Only the number is wanted: tally the lines below that contain the word "title".

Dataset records
━━━━━━━━━━━━━━━━━━━━

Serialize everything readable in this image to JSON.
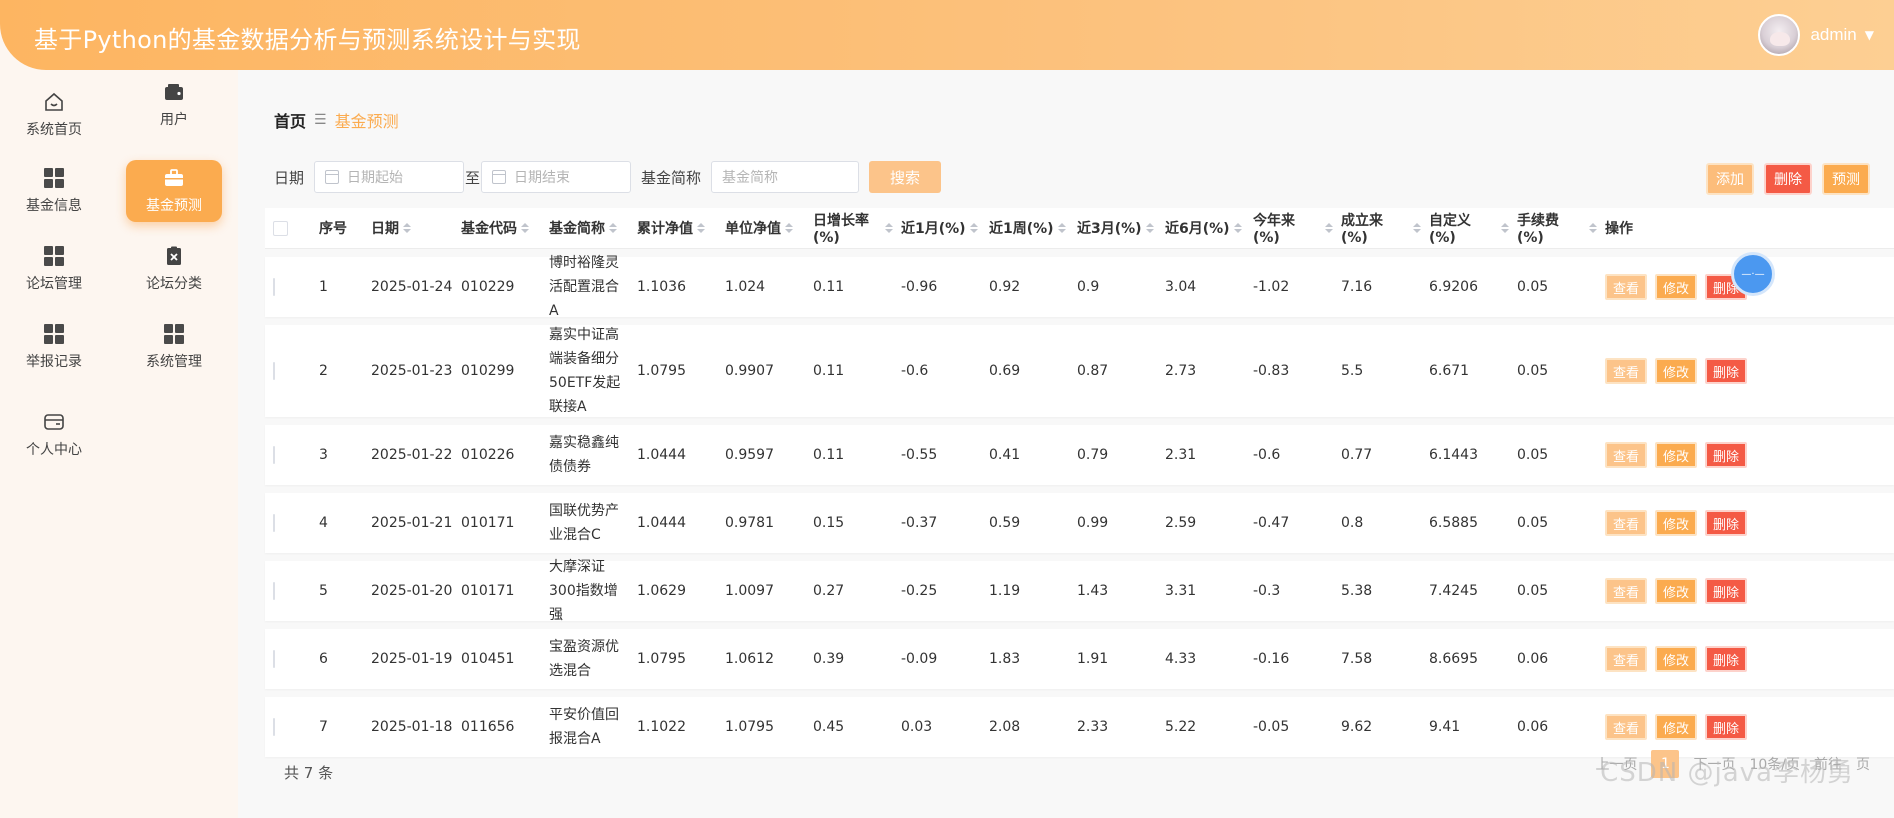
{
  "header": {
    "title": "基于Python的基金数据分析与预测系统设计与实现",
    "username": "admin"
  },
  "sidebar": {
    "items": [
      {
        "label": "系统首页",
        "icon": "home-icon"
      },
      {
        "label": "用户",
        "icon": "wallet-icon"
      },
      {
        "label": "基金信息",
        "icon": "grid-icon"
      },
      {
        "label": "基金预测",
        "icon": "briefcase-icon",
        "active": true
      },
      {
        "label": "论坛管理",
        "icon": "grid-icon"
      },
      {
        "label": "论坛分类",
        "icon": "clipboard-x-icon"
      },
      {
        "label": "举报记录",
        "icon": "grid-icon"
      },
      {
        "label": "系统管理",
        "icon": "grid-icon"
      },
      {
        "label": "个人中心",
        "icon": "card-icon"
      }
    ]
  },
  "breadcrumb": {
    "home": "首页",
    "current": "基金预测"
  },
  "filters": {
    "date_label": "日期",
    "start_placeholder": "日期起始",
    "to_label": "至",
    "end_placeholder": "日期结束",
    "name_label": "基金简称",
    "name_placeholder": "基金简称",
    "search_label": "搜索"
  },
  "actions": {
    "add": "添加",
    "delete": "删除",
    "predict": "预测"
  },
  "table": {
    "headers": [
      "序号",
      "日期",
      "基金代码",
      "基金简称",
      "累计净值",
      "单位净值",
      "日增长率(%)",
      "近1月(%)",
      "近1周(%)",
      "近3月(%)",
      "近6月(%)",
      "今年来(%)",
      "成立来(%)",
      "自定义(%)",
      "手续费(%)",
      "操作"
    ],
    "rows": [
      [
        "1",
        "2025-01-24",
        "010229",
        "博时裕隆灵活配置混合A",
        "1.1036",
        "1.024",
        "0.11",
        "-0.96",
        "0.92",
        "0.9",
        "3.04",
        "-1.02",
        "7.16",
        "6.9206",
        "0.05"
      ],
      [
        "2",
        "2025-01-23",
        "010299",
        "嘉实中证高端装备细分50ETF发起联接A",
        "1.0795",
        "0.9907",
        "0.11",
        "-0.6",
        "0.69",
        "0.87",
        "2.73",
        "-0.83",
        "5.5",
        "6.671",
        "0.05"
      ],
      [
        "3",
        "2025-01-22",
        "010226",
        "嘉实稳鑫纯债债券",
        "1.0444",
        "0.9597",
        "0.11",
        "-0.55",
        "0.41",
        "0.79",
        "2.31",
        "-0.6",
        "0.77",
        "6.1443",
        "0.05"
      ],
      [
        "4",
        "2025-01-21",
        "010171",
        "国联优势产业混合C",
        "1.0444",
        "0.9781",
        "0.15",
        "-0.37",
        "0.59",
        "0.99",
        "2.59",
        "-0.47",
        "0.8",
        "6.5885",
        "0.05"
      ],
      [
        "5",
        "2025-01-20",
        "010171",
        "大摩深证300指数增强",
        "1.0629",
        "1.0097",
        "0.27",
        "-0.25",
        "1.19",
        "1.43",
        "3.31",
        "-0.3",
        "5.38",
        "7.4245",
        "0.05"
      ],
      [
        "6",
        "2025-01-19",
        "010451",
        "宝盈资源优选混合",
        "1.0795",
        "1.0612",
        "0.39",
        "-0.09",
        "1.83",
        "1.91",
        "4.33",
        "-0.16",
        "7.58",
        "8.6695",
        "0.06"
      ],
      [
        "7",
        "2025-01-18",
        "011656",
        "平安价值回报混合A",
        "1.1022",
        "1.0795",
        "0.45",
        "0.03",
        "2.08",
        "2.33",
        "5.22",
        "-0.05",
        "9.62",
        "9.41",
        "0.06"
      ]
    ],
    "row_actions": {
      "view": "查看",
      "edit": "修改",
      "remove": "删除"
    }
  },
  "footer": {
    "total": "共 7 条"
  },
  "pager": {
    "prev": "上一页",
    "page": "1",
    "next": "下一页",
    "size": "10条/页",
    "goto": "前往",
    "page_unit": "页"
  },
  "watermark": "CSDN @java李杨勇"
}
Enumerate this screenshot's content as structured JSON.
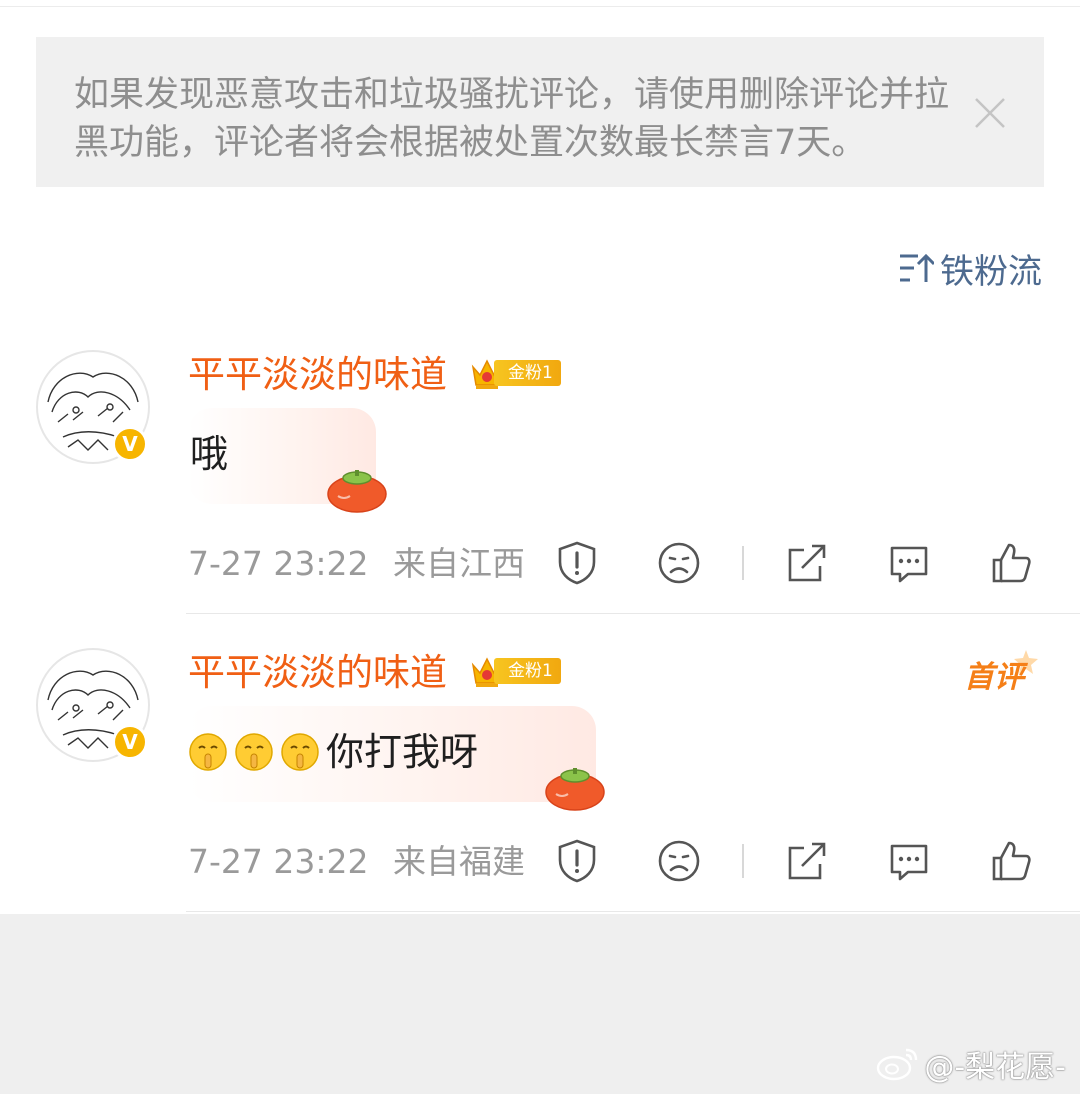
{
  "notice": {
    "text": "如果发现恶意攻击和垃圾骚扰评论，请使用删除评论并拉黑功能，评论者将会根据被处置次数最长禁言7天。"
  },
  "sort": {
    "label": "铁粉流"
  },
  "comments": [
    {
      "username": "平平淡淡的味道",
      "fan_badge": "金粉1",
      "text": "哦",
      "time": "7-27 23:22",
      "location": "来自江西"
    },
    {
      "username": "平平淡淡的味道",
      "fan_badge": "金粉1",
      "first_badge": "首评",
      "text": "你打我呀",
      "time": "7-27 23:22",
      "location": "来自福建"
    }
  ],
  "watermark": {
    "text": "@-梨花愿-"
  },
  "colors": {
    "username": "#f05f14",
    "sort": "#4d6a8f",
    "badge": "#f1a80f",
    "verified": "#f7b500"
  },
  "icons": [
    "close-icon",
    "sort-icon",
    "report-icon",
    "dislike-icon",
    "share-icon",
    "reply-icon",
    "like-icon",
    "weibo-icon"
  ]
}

━━━━━━━━━━━━━━━━━━━━

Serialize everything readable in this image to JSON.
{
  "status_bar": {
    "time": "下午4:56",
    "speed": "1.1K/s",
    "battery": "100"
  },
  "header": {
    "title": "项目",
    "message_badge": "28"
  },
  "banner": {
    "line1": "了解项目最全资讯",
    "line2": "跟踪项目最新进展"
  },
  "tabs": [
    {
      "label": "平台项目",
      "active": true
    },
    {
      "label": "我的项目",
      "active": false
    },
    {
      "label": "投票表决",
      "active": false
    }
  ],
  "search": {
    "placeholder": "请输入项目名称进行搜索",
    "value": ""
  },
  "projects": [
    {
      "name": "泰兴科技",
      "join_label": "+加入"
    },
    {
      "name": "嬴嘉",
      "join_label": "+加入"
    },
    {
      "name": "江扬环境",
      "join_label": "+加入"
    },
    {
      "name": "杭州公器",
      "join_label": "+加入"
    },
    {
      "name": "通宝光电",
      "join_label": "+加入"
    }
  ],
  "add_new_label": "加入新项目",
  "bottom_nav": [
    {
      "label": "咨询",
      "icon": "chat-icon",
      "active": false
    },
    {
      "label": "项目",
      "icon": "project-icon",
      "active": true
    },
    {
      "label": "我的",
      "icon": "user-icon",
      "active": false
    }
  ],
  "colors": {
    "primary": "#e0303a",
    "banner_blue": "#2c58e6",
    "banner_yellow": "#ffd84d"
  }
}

━━━━━━━━━━━━━━━━━━━━

▶ Written solution
2